▶ Work instructions
From the entries below, gather each line containing the word "name".

▶ Provided material
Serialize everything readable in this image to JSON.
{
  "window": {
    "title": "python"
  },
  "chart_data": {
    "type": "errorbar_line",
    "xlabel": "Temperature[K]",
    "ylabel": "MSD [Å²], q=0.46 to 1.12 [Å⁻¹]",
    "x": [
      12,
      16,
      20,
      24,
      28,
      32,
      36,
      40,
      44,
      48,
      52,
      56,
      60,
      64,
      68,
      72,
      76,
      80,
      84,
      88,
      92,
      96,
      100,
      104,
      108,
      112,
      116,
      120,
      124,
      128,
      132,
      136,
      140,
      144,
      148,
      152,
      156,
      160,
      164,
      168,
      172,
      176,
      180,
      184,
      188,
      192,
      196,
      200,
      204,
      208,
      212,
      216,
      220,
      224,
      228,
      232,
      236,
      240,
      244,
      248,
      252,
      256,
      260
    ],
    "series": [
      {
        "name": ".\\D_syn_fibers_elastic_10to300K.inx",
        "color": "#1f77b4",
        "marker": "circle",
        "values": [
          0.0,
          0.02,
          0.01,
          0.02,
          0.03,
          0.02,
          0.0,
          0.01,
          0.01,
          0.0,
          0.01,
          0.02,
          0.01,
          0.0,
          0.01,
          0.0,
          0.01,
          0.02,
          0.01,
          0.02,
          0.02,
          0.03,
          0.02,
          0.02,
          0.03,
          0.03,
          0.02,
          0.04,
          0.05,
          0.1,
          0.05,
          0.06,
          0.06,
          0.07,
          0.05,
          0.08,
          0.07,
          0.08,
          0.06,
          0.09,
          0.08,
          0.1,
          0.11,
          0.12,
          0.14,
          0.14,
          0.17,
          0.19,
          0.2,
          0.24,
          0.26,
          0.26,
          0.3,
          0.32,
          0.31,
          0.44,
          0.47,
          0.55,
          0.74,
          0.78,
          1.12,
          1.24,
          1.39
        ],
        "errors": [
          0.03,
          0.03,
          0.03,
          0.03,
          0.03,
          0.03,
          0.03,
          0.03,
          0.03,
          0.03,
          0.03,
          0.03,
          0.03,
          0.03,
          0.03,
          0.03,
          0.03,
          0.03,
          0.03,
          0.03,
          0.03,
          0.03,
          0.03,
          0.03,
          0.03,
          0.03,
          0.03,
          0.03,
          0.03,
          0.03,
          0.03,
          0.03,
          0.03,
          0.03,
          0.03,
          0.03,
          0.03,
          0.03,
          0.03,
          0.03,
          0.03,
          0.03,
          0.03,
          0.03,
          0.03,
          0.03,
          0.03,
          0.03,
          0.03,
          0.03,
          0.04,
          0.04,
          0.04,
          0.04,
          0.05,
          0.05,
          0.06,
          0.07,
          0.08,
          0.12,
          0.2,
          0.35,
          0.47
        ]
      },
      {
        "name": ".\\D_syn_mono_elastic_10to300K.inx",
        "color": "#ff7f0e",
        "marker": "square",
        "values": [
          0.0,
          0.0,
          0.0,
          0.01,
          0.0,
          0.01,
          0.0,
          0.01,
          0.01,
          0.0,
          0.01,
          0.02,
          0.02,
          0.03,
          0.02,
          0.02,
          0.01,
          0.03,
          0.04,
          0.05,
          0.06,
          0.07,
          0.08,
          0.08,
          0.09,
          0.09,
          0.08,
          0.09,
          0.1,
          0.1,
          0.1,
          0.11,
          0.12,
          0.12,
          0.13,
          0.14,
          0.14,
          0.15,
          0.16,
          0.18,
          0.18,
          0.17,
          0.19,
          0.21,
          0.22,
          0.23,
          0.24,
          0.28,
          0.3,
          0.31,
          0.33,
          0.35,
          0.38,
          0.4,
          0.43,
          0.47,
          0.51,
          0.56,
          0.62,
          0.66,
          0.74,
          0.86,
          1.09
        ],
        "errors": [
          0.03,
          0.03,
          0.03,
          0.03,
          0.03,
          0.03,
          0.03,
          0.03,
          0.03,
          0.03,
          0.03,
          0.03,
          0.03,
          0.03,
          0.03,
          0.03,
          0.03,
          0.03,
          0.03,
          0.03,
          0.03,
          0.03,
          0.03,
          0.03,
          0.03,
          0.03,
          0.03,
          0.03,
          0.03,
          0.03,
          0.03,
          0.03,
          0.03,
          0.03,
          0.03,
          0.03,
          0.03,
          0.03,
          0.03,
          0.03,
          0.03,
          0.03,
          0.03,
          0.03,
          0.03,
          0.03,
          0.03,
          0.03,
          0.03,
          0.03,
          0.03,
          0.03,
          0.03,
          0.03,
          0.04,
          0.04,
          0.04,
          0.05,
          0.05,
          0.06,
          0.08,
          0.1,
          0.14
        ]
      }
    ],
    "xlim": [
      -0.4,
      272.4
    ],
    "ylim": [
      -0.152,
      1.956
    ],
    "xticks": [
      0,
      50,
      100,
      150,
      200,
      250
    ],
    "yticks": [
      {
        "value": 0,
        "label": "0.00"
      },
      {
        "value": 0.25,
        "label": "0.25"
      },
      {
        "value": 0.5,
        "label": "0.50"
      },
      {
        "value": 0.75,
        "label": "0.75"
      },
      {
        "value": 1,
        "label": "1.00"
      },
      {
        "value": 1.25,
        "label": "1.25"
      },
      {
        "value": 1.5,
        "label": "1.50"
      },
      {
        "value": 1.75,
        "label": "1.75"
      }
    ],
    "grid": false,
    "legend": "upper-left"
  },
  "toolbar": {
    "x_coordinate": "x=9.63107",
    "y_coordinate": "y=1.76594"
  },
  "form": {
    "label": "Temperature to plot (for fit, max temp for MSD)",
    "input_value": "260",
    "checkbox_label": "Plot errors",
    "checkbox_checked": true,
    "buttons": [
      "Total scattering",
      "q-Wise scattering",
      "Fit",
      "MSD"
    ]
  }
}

▶ Right answer
        "name": ".\\D_syn_fibers_elastic_10to300K.inx",
        "name": ".\\D_syn_mono_elastic_10to300K.inx",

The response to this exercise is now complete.